--- Data listing ---
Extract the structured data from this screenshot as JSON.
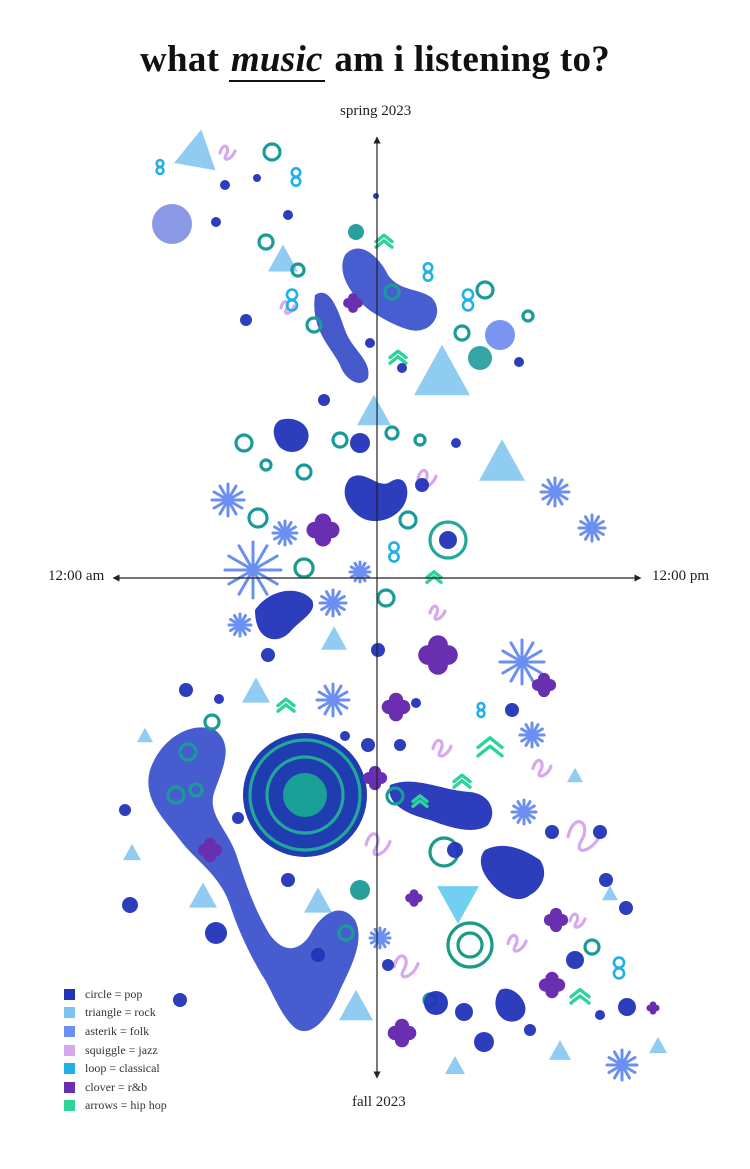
{
  "title": {
    "pre": "what ",
    "em": "music",
    "post": " am i listening to?"
  },
  "axes": {
    "top": "spring 2023",
    "bottom": "fall 2023",
    "left": "12:00 am",
    "right": "12:00 pm"
  },
  "legend": [
    {
      "shape": "circle",
      "label": "circle = pop",
      "color": "#2234b8"
    },
    {
      "shape": "triangle",
      "label": "triangle = rock",
      "color": "#7cc3f0"
    },
    {
      "shape": "asterisk",
      "label": "asterik = folk",
      "color": "#6b8ff0"
    },
    {
      "shape": "squiggle",
      "label": "squiggle = jazz",
      "color": "#d5a8f0"
    },
    {
      "shape": "loop",
      "label": "loop = classical",
      "color": "#1fb0e8"
    },
    {
      "shape": "clover",
      "label": "clover = r&b",
      "color": "#6a2fb0"
    },
    {
      "shape": "arrows",
      "label": "arrows = hip hop",
      "color": "#2ed39b"
    }
  ],
  "colors": {
    "pop": "#2234b8",
    "pop_soft": "#3e57d2",
    "rock": "#7cc3f0",
    "folk": "#6b8ff0",
    "jazz": "#d5a8f0",
    "classical": "#1fb0e8",
    "classical_teal": "#1a9a98",
    "rnb": "#6a2fb0",
    "hiphop": "#2ed39b",
    "axis": "#222222"
  },
  "chart_data": {
    "type": "scatter",
    "encoding": "shape = genre; vertical axis = season (spring 2023 to fall 2023); horizontal axis = time of day (12:00 am to 12:00 pm)",
    "categories": [
      "pop",
      "rock",
      "folk",
      "jazz",
      "classical",
      "r&b",
      "hip hop"
    ]
  }
}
---
## Goal of the exercise
All lines holding the word "folk" should be picked out and copied.

## Output of the exercise
      "label": "asterik = folk",
    "folk": "#6b8ff0",
      "folk",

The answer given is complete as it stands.